## Listed records
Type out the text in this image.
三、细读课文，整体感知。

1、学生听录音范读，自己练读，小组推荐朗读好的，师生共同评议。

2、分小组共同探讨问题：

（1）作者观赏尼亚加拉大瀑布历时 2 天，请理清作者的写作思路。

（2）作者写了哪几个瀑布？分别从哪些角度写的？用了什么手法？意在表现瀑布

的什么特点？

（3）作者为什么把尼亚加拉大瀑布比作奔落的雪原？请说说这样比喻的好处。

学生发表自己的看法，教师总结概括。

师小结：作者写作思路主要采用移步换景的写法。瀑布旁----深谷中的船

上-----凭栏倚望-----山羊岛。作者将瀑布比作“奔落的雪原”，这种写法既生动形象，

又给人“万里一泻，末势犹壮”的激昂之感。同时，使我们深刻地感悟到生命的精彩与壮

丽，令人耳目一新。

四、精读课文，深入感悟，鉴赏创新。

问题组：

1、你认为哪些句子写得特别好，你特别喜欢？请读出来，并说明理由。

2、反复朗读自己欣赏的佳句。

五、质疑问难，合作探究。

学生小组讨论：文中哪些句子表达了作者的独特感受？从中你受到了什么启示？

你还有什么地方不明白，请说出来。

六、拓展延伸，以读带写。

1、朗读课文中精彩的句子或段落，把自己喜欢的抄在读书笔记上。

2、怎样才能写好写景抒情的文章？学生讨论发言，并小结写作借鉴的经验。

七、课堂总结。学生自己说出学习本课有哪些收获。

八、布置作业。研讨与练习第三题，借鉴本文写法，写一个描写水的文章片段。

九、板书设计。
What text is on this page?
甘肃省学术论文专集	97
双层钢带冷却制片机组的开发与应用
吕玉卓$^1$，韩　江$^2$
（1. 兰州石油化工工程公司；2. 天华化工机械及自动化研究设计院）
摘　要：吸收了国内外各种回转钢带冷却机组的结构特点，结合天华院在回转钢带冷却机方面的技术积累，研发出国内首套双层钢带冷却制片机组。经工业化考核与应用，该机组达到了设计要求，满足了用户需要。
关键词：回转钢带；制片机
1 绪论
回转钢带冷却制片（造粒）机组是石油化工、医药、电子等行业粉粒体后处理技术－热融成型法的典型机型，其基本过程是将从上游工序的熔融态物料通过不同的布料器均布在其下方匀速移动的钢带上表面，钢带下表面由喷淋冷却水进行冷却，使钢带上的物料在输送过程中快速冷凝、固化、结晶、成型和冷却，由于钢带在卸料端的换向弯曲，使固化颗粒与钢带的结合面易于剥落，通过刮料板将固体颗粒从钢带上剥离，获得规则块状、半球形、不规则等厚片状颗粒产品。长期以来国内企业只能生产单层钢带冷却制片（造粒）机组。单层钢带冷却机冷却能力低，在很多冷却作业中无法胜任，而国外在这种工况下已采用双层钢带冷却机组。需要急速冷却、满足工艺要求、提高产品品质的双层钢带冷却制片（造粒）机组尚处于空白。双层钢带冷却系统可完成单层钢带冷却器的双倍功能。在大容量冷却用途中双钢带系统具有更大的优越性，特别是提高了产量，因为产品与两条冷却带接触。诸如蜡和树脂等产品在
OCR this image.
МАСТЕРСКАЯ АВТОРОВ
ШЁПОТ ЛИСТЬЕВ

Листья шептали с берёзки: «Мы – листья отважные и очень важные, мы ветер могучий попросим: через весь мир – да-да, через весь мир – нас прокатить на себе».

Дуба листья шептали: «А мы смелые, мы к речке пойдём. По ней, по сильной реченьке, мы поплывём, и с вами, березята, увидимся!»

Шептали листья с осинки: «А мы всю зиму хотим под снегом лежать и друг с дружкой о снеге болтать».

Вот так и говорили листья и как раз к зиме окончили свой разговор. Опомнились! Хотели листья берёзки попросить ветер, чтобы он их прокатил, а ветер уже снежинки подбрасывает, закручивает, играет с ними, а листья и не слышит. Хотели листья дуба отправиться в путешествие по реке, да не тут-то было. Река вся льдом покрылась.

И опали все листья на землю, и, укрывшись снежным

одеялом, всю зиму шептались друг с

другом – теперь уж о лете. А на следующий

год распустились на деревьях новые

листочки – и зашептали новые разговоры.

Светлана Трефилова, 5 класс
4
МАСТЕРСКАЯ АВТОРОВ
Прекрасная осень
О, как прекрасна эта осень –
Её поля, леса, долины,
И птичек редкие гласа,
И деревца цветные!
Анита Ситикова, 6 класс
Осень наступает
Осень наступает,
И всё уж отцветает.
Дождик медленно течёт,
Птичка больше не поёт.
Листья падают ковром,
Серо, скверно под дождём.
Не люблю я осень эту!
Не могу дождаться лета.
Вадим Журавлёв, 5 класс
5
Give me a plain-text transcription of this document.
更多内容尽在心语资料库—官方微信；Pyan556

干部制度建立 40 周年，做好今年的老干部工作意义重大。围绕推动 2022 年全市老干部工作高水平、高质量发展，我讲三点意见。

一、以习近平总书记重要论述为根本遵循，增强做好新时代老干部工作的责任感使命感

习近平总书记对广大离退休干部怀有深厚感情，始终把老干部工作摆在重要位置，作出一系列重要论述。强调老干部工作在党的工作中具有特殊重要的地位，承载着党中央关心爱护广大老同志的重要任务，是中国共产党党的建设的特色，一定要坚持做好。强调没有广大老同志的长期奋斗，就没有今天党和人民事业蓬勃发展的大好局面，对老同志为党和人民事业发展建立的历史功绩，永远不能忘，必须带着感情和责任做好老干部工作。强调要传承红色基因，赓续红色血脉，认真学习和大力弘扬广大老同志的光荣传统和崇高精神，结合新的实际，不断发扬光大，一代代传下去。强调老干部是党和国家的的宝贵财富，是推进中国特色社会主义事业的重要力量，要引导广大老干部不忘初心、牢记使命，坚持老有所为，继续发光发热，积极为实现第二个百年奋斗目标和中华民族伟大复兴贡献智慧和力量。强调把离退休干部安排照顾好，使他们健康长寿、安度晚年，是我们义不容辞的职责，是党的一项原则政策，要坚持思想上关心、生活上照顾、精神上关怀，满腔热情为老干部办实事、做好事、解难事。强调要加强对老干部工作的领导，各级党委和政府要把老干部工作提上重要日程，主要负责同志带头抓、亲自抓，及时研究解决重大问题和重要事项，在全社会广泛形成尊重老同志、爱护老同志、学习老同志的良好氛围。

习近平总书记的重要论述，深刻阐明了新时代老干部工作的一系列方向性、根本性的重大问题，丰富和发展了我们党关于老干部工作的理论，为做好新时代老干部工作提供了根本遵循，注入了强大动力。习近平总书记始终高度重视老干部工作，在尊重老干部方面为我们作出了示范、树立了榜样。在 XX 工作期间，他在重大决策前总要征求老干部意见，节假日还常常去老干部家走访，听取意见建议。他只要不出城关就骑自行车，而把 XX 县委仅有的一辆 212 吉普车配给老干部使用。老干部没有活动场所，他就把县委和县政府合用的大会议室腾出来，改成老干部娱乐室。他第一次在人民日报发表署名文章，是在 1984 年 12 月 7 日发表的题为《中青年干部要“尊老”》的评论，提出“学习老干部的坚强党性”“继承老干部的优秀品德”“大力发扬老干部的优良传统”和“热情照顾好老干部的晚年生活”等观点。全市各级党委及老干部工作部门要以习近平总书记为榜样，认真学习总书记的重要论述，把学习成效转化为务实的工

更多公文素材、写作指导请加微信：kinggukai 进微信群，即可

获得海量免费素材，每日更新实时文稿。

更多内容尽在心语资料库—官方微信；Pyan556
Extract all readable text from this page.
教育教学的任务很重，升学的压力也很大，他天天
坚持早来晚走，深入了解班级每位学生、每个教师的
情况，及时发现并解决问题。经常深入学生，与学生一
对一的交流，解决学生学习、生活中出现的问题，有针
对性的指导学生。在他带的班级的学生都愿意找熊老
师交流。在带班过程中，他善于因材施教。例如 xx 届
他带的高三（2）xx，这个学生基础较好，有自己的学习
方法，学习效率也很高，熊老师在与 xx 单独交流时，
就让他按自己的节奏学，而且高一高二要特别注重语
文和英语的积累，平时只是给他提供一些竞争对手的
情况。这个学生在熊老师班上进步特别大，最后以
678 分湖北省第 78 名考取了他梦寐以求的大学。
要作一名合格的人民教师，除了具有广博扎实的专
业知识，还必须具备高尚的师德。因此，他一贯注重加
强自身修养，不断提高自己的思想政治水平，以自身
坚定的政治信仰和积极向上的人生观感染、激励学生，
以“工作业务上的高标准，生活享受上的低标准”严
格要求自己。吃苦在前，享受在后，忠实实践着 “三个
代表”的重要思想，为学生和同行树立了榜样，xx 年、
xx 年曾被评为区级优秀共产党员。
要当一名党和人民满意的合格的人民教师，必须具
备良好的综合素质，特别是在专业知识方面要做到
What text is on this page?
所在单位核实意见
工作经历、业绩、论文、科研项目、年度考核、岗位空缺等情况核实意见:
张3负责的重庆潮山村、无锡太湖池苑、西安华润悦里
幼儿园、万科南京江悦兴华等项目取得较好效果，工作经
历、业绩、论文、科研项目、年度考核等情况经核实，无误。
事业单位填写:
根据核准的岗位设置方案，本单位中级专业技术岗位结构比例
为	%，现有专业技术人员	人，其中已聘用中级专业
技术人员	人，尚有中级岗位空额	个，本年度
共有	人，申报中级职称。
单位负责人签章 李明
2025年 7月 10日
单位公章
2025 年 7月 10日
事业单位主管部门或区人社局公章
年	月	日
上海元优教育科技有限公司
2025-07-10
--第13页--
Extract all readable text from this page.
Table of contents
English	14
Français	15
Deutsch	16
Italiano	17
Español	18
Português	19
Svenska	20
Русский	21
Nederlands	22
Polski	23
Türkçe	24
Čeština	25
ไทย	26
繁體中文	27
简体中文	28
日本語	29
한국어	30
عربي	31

## Exercise task
Look through the material and say how many lines hold "this". Give the number only.

## Full response
7